◆ Extracted entries ◆

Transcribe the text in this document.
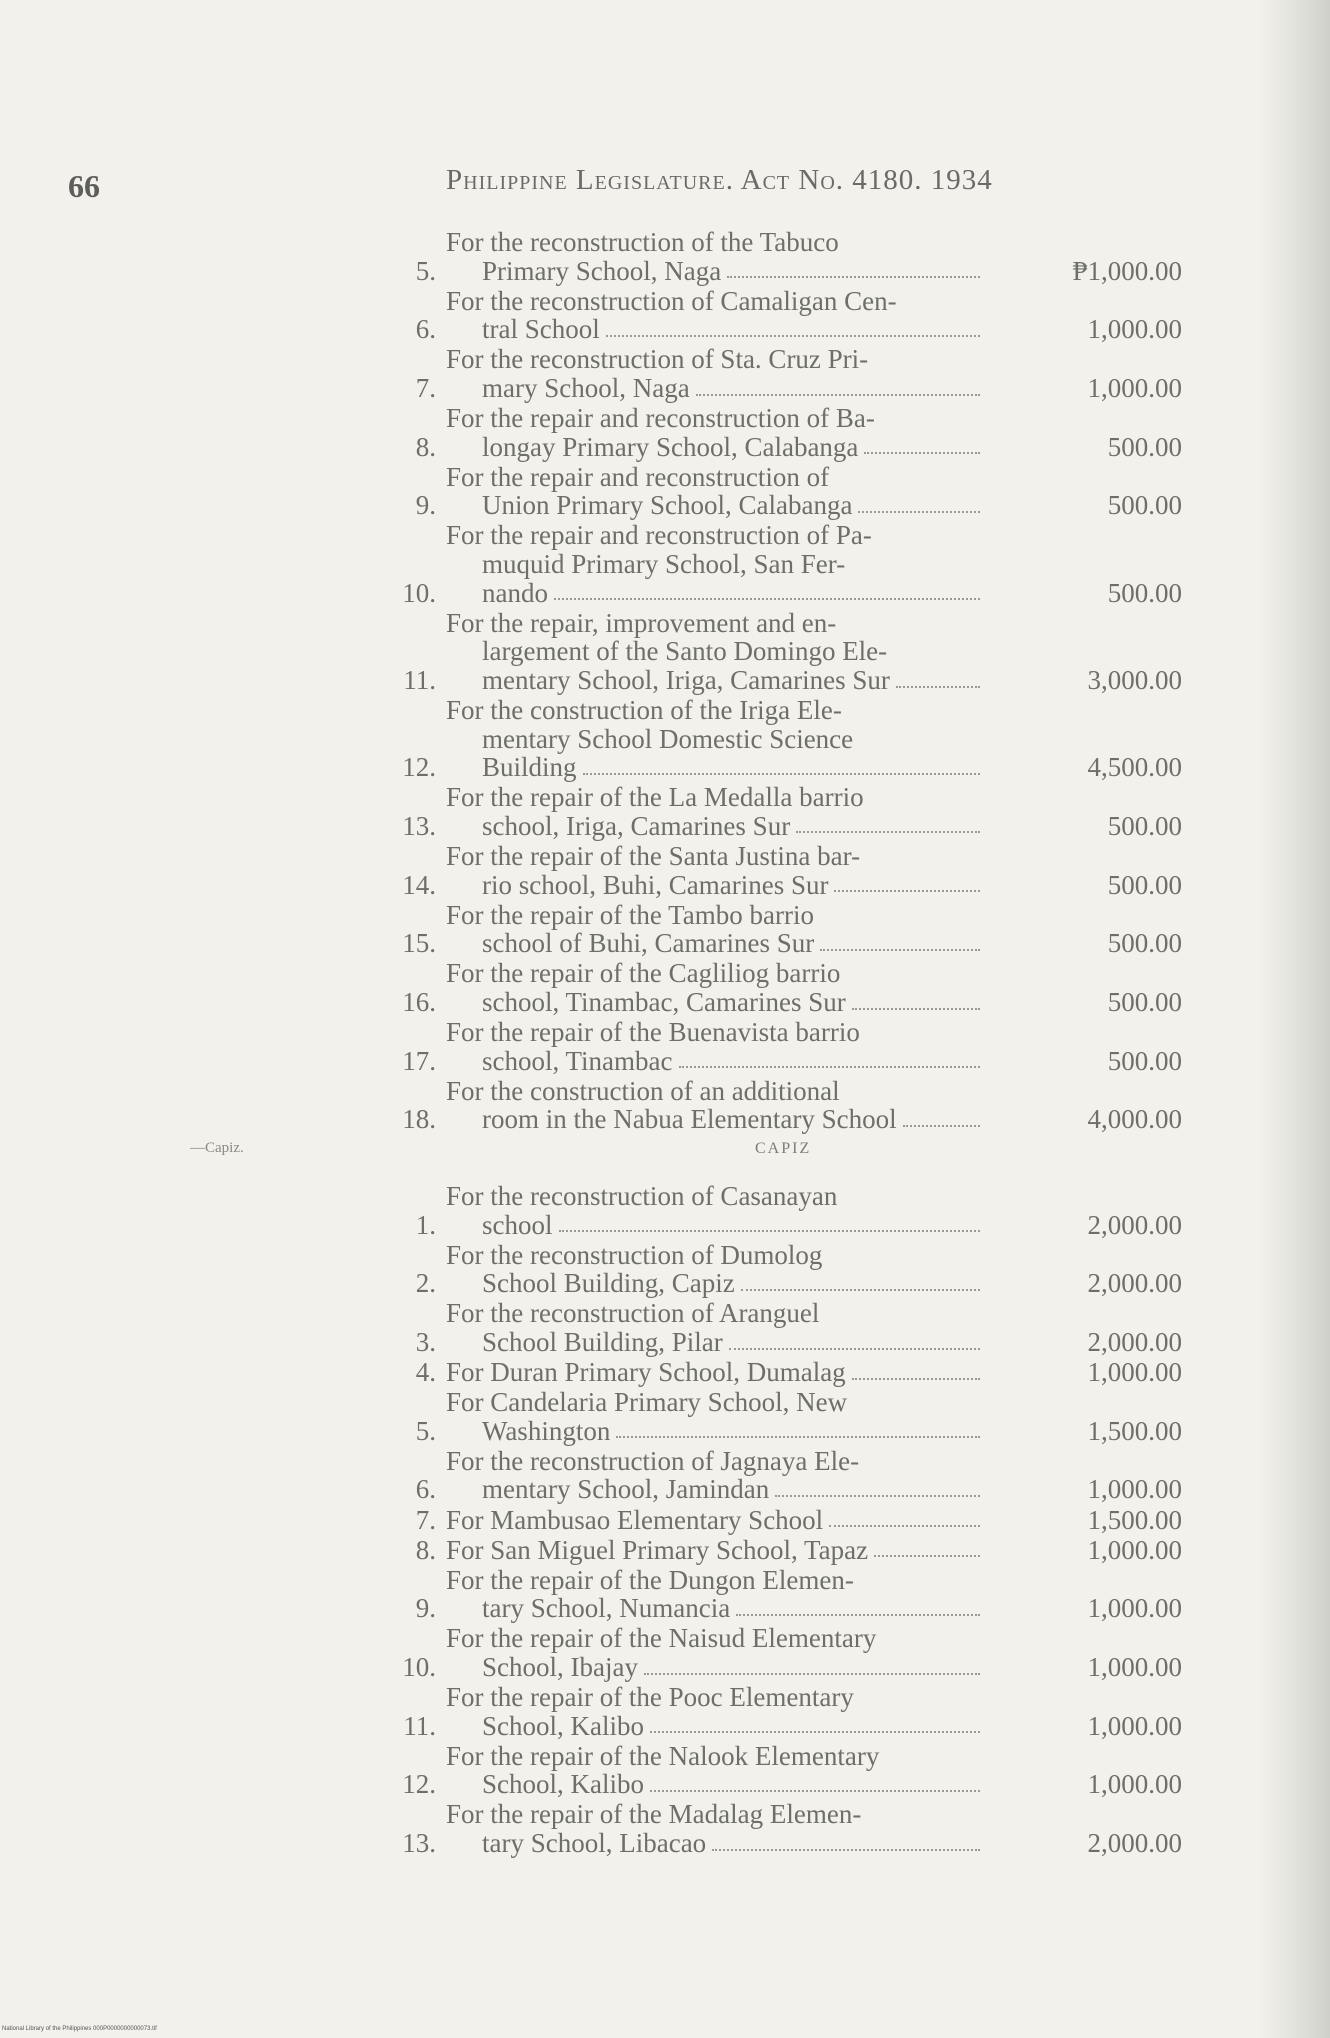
66	Philippine Legislature. Act No. 4180. 1934
5.
For the reconstruction of the Tabuco
Primary School, Naga	₱1,000.00
6.
For the reconstruction of Camaligan Cen-
tral School	1,000.00
7.
For the reconstruction of Sta. Cruz Pri-
mary School, Naga	1,000.00
8.
For the repair and reconstruction of Ba-
longay Primary School, Calabanga	500.00
9.
For the repair and reconstruction of
Union Primary School, Calabanga	500.00
10.
For the repair and reconstruction of Pa-
muquid Primary School, San Fer-
nando	500.00
11.
For the repair, improvement and en-
largement of the Santo Domingo Ele-
mentary School, Iriga, Camarines Sur	3,000.00
12.
For the construction of the Iriga Ele-
mentary School Domestic Science
Building	4,500.00
13.
For the repair of the La Medalla barrio
school, Iriga, Camarines Sur	500.00
14.
For the repair of the Santa Justina bar-
rio school, Buhi, Camarines Sur	500.00
15.
For the repair of the Tambo barrio
school of Buhi, Camarines Sur	500.00
16.
For the repair of the Cagliliog barrio
school, Tinambac, Camarines Sur	500.00
17.
For the repair of the Buenavista barrio
school, Tinambac	500.00
18.
For the construction of an additional
room in the Nabua Elementary School	4,000.00
—Capiz.	CAPIZ
1.
For the reconstruction of Casanayan
school	2,000.00
2.
For the reconstruction of Dumolog
School Building, Capiz	2,000.00
3.
For the reconstruction of Aranguel
School Building, Pilar	2,000.00
4. For Duran Primary School, Dumalag	1,000.00
5.
For Candelaria Primary School, New
Washington	1,500.00
6.
For the reconstruction of Jagnaya Ele-
mentary School, Jamindan	1,000.00
7. For Mambusao Elementary School	1,500.00
8. For San Miguel Primary School, Tapaz	1,000.00
9.
For the repair of the Dungon Elemen-
tary School, Numancia	1,000.00
10.
For the repair of the Naisud Elementary
School, Ibajay	1,000.00
11.
For the repair of the Pooc Elementary
School, Kalibo	1,000.00
12.
For the repair of the Nalook Elementary
School, Kalibo	1,000.00
13.
For the repair of the Madalag Elemen-
tary School, Libacao	2,000.00
National Library of the Philippines 000P0000000000073.tif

◆ What to do ◆
Restate the entire listing word for word, excluding pictures.

◆ Completed exercise ◆
Transcribe the text in this document.
66	Philippine Legislature. Act No. 4180. 1934
5.
For the reconstruction of the Tabuco
Primary School, Naga	₱1,000.00
6.
For the reconstruction of Camaligan Cen-
tral School	1,000.00
7.
For the reconstruction of Sta. Cruz Pri-
mary School, Naga	1,000.00
8.
For the repair and reconstruction of Ba-
longay Primary School, Calabanga	500.00
9.
For the repair and reconstruction of
Union Primary School, Calabanga	500.00
10.
For the repair and reconstruction of Pa-
muquid Primary School, San Fer-
nando	500.00
11.
For the repair, improvement and en-
largement of the Santo Domingo Ele-
mentary School, Iriga, Camarines Sur	3,000.00
12.
For the construction of the Iriga Ele-
mentary School Domestic Science
Building	4,500.00
13.
For the repair of the La Medalla barrio
school, Iriga, Camarines Sur	500.00
14.
For the repair of the Santa Justina bar-
rio school, Buhi, Camarines Sur	500.00
15.
For the repair of the Tambo barrio
school of Buhi, Camarines Sur	500.00
16.
For the repair of the Cagliliog barrio
school, Tinambac, Camarines Sur	500.00
17.
For the repair of the Buenavista barrio
school, Tinambac	500.00
18.
For the construction of an additional
room in the Nabua Elementary School	4,000.00
—Capiz.	CAPIZ
1.
For the reconstruction of Casanayan
school	2,000.00
2.
For the reconstruction of Dumolog
School Building, Capiz	2,000.00
3.
For the reconstruction of Aranguel
School Building, Pilar	2,000.00
4. For Duran Primary School, Dumalag	1,000.00
5.
For Candelaria Primary School, New
Washington	1,500.00
6.
For the reconstruction of Jagnaya Ele-
mentary School, Jamindan	1,000.00
7. For Mambusao Elementary School	1,500.00
8. For San Miguel Primary School, Tapaz	1,000.00
9.
For the repair of the Dungon Elemen-
tary School, Numancia	1,000.00
10.
For the repair of the Naisud Elementary
School, Ibajay	1,000.00
11.
For the repair of the Pooc Elementary
School, Kalibo	1,000.00
12.
For the repair of the Nalook Elementary
School, Kalibo	1,000.00
13.
For the repair of the Madalag Elemen-
tary School, Libacao	2,000.00
National Library of the Philippines 000P0000000000073.tif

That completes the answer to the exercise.